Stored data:
-------------------------

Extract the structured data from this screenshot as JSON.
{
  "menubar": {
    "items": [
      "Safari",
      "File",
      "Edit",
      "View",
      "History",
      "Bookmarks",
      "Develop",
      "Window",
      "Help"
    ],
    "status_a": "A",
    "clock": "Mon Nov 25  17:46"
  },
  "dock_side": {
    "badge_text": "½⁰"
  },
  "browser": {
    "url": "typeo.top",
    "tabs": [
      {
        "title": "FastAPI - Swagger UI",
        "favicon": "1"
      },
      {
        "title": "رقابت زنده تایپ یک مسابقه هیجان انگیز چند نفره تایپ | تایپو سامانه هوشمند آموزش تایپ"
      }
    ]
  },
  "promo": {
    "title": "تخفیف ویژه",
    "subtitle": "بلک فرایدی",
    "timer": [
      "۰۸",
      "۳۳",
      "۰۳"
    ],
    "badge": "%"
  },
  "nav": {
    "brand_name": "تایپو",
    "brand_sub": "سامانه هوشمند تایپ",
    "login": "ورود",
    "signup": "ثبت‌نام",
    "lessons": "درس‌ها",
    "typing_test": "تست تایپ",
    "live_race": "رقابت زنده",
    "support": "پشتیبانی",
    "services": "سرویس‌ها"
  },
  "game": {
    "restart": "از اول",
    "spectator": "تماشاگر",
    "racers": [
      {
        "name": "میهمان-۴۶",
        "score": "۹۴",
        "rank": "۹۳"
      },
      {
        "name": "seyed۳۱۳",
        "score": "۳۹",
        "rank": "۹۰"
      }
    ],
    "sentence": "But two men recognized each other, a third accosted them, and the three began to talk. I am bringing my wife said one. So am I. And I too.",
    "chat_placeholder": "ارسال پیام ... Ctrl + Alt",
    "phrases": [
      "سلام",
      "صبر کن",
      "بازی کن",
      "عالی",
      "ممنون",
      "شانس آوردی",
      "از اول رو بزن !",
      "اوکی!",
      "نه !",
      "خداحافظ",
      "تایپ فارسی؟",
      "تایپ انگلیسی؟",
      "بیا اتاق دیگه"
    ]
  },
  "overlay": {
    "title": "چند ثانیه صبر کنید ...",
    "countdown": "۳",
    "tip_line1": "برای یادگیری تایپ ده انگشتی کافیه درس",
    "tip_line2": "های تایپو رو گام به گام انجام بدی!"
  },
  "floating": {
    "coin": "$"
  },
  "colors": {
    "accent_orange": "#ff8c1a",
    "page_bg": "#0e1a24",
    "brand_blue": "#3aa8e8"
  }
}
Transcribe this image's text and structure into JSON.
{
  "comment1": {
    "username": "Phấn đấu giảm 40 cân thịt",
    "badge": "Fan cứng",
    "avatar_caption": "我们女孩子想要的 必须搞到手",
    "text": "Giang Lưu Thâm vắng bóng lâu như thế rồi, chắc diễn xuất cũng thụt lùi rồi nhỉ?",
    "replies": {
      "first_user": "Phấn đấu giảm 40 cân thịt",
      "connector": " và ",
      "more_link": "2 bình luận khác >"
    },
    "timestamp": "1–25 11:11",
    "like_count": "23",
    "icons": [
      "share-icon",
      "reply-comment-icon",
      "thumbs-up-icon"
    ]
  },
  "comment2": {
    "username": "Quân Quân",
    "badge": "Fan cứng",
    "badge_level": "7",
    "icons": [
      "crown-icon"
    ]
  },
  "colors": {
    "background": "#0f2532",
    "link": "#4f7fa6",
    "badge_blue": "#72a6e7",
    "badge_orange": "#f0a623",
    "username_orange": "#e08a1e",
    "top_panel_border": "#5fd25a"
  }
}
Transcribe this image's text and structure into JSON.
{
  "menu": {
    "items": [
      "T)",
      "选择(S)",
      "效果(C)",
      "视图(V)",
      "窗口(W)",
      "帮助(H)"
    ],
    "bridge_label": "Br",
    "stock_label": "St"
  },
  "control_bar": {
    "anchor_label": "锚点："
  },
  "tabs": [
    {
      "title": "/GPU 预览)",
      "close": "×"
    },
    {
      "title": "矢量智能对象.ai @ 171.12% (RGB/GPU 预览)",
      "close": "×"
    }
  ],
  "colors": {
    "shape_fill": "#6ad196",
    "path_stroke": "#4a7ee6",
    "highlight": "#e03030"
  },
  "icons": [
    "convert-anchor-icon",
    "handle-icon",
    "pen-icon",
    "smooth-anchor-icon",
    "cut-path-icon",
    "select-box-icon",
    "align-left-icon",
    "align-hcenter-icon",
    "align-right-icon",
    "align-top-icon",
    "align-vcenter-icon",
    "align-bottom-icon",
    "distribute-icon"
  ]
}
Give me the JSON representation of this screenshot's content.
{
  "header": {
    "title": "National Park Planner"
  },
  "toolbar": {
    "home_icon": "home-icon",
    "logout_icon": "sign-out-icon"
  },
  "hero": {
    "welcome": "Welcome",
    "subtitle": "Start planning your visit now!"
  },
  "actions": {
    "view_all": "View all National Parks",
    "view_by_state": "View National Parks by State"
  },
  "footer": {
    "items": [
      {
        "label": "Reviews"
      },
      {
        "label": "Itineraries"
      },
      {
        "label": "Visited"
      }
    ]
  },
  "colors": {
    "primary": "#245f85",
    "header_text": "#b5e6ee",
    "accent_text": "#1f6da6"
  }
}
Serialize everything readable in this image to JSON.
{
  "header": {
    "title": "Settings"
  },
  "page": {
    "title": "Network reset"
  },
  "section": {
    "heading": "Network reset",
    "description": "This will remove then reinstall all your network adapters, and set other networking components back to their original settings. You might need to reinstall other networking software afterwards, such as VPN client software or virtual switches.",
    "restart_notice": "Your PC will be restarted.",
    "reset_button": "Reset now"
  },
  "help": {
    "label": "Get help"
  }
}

-------------------------

Given instruction:
Look through the data and gather every line with the string "thịt" in it.

Task result:
    "username": "Phấn đấu giảm 40 cân thịt",
      "first_user": "Phấn đấu giảm 40 cân thịt",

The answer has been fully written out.